Short exercise — Extract every line of the data that contains the string "divider".

[Source data]
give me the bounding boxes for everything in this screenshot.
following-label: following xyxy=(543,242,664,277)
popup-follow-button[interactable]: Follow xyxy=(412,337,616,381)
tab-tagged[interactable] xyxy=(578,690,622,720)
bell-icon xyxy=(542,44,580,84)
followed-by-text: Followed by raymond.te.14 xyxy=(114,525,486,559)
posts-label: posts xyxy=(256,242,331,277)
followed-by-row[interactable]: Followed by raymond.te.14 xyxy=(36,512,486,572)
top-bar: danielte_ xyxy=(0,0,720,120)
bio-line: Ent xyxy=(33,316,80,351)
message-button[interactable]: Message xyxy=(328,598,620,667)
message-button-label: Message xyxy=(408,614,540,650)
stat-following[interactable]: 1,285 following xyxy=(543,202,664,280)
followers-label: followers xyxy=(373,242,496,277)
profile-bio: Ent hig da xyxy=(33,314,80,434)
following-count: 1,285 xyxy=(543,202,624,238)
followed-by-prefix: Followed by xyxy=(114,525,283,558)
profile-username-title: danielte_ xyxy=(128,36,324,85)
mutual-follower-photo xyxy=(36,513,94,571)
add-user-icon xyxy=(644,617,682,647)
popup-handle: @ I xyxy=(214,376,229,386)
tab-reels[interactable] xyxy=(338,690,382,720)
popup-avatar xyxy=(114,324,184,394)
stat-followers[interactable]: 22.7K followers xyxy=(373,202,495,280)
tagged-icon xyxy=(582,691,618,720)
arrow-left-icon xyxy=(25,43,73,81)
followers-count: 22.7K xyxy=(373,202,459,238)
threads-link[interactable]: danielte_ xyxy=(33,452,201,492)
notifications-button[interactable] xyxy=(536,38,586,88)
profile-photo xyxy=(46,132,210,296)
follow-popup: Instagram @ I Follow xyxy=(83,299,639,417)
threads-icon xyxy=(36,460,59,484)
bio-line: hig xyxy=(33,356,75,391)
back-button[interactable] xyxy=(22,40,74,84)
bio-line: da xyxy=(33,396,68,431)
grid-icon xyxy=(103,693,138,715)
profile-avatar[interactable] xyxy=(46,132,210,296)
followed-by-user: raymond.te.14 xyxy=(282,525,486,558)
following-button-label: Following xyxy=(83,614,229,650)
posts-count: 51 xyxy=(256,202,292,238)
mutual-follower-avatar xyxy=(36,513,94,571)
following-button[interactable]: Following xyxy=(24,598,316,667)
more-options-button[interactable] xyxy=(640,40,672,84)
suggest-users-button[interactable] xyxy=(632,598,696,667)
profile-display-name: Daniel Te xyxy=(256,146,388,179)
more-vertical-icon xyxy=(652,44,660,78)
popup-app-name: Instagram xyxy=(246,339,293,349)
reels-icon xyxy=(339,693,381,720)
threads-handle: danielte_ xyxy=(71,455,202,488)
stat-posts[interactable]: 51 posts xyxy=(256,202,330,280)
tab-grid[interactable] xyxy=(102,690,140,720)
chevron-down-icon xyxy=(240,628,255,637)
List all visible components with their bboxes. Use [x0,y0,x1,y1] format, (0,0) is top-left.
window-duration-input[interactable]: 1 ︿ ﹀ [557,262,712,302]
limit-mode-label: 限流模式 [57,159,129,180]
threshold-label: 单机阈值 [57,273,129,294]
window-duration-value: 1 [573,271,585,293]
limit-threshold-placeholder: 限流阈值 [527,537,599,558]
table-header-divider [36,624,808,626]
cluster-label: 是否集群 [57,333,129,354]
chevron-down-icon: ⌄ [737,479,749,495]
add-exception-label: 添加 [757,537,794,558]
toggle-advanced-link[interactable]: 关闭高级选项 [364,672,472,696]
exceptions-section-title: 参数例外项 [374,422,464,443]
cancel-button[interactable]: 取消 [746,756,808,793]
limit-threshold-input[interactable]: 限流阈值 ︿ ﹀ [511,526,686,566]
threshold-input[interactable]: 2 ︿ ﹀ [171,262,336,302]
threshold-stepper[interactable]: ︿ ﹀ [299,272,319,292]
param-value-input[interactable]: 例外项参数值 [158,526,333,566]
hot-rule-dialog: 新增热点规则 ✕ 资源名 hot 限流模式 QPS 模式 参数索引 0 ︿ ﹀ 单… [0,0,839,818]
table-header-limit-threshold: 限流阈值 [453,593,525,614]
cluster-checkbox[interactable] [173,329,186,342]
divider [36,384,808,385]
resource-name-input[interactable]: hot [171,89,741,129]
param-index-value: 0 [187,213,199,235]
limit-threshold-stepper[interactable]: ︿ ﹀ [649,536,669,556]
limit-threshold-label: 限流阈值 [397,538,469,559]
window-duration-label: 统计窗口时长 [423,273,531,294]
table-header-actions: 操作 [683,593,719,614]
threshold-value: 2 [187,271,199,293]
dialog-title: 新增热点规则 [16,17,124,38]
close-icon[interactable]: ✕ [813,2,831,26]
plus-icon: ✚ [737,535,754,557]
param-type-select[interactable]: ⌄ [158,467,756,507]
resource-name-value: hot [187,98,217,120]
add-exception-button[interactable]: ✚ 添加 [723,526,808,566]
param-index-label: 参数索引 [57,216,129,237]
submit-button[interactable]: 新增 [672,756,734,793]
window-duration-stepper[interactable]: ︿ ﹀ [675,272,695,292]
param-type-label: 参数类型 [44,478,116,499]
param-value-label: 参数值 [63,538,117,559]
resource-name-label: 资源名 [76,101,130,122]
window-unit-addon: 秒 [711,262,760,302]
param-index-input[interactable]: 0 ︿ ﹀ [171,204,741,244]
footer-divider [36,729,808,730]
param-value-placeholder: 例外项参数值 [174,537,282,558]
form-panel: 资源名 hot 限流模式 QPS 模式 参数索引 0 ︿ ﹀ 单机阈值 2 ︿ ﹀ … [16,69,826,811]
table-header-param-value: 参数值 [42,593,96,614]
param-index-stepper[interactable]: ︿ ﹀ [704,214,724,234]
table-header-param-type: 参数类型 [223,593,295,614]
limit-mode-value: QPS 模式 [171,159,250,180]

Result for this exercise —
table-header-divider [36,624,808,626]
divider [36,384,808,385]
footer-divider [36,729,808,730]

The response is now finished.